[START]

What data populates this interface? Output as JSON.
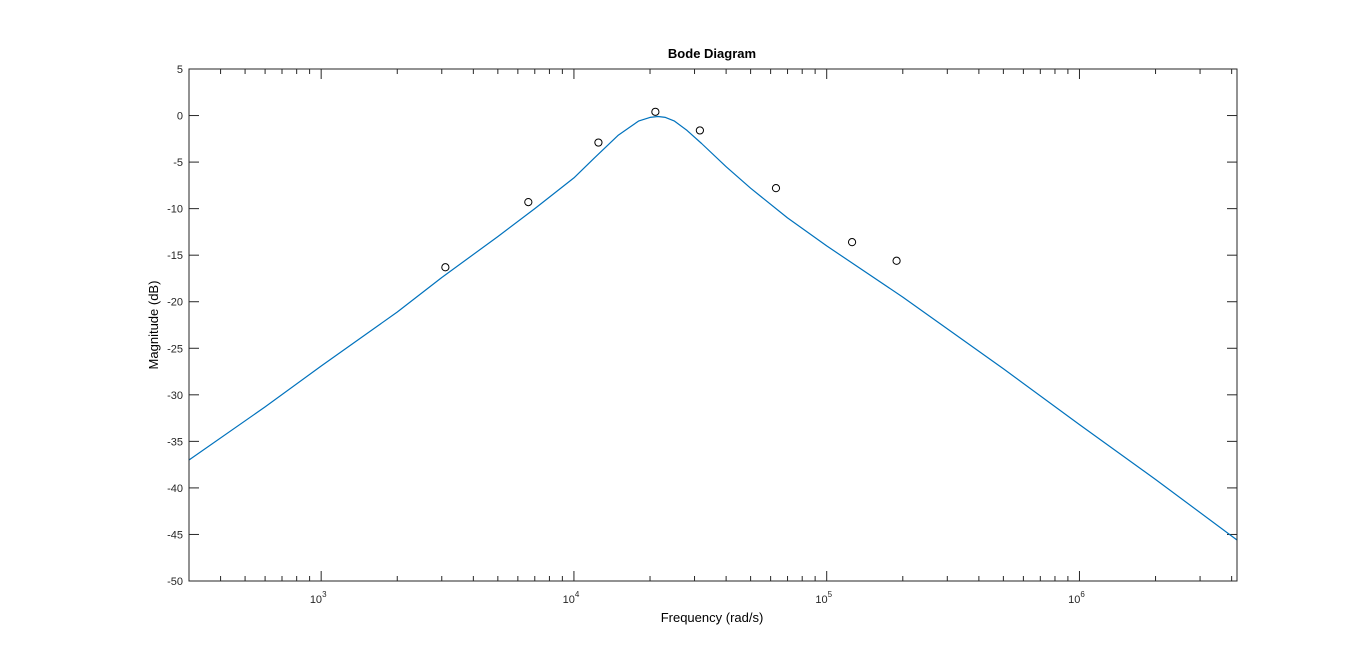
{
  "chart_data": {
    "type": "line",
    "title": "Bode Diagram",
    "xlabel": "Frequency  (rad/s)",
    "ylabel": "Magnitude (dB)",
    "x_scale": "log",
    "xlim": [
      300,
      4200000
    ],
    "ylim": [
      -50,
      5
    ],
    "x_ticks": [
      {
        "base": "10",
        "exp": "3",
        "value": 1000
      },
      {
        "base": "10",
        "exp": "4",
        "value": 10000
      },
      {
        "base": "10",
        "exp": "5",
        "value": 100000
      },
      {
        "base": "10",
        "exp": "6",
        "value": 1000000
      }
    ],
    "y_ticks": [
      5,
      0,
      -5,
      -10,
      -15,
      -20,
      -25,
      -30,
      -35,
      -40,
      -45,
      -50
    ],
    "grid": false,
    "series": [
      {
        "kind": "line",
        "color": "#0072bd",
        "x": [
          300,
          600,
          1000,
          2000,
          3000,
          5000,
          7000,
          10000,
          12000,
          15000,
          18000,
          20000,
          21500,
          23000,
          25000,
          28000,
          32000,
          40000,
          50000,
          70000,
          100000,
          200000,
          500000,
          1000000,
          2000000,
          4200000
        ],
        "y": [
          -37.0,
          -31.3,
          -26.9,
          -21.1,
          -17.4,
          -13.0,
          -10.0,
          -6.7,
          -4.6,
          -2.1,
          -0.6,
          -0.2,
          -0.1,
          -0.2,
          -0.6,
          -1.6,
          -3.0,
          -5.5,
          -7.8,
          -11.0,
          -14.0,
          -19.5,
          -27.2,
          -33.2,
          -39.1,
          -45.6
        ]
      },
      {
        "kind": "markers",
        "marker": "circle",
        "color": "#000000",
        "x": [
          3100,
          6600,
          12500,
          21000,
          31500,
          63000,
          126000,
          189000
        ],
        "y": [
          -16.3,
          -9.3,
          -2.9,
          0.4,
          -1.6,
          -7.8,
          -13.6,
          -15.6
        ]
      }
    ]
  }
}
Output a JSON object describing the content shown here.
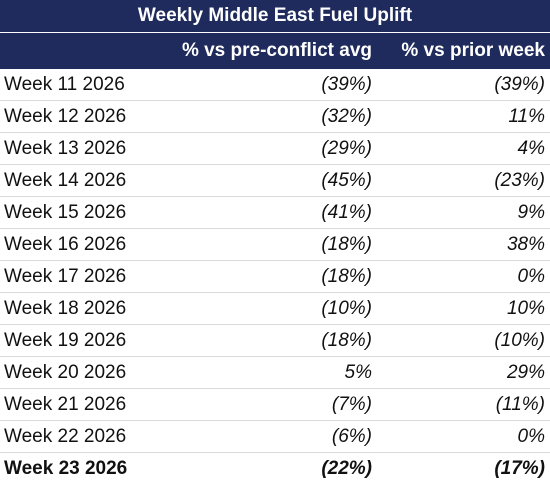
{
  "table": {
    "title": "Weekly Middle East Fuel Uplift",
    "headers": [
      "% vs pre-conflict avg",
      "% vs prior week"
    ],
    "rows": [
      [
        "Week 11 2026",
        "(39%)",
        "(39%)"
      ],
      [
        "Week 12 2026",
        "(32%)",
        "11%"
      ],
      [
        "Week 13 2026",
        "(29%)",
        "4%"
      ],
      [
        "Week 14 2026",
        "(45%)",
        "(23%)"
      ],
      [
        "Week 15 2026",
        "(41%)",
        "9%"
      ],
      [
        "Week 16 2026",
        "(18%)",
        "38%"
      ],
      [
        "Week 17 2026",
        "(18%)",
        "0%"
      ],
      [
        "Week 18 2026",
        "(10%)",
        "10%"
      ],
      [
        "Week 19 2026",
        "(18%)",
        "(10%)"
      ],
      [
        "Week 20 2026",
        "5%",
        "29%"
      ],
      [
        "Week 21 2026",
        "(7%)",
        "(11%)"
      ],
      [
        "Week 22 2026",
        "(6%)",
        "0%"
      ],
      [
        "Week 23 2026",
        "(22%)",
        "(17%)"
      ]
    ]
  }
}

[END]

▶ WHAT THIS TASK INVOLVES: Except for the pictures, reproduce every line exactly.

▶ RESULT OF THE EXERCISE:
What data populates this interface? Output as JSON.
{
  "chart_data": {
    "type": "line",
    "title": "Bode Diagram",
    "xlabel": "Frequency  (rad/s)",
    "ylabel": "Magnitude (dB)",
    "x_scale": "log",
    "xlim": [
      300,
      4200000
    ],
    "ylim": [
      -50,
      5
    ],
    "x_ticks": [
      {
        "base": "10",
        "exp": "3",
        "value": 1000
      },
      {
        "base": "10",
        "exp": "4",
        "value": 10000
      },
      {
        "base": "10",
        "exp": "5",
        "value": 100000
      },
      {
        "base": "10",
        "exp": "6",
        "value": 1000000
      }
    ],
    "y_ticks": [
      5,
      0,
      -5,
      -10,
      -15,
      -20,
      -25,
      -30,
      -35,
      -40,
      -45,
      -50
    ],
    "grid": false,
    "series": [
      {
        "kind": "line",
        "color": "#0072bd",
        "x": [
          300,
          600,
          1000,
          2000,
          3000,
          5000,
          7000,
          10000,
          12000,
          15000,
          18000,
          20000,
          21500,
          23000,
          25000,
          28000,
          32000,
          40000,
          50000,
          70000,
          100000,
          200000,
          500000,
          1000000,
          2000000,
          4200000
        ],
        "y": [
          -37.0,
          -31.3,
          -26.9,
          -21.1,
          -17.4,
          -13.0,
          -10.0,
          -6.7,
          -4.6,
          -2.1,
          -0.6,
          -0.2,
          -0.1,
          -0.2,
          -0.6,
          -1.6,
          -3.0,
          -5.5,
          -7.8,
          -11.0,
          -14.0,
          -19.5,
          -27.2,
          -33.2,
          -39.1,
          -45.6
        ]
      },
      {
        "kind": "markers",
        "marker": "circle",
        "color": "#000000",
        "x": [
          3100,
          6600,
          12500,
          21000,
          31500,
          63000,
          126000,
          189000
        ],
        "y": [
          -16.3,
          -9.3,
          -2.9,
          0.4,
          -1.6,
          -7.8,
          -13.6,
          -15.6
        ]
      }
    ]
  }
}
Output a JSON object describing the content shown here.
{
  "table": {
    "title": "Weekly Middle East Fuel Uplift",
    "headers": [
      "% vs pre-conflict avg",
      "% vs prior week"
    ],
    "rows": [
      [
        "Week 11 2026",
        "(39%)",
        "(39%)"
      ],
      [
        "Week 12 2026",
        "(32%)",
        "11%"
      ],
      [
        "Week 13 2026",
        "(29%)",
        "4%"
      ],
      [
        "Week 14 2026",
        "(45%)",
        "(23%)"
      ],
      [
        "Week 15 2026",
        "(41%)",
        "9%"
      ],
      [
        "Week 16 2026",
        "(18%)",
        "38%"
      ],
      [
        "Week 17 2026",
        "(18%)",
        "0%"
      ],
      [
        "Week 18 2026",
        "(10%)",
        "10%"
      ],
      [
        "Week 19 2026",
        "(18%)",
        "(10%)"
      ],
      [
        "Week 20 2026",
        "5%",
        "29%"
      ],
      [
        "Week 21 2026",
        "(7%)",
        "(11%)"
      ],
      [
        "Week 22 2026",
        "(6%)",
        "0%"
      ],
      [
        "Week 23 2026",
        "(22%)",
        "(17%)"
      ]
    ]
  }
}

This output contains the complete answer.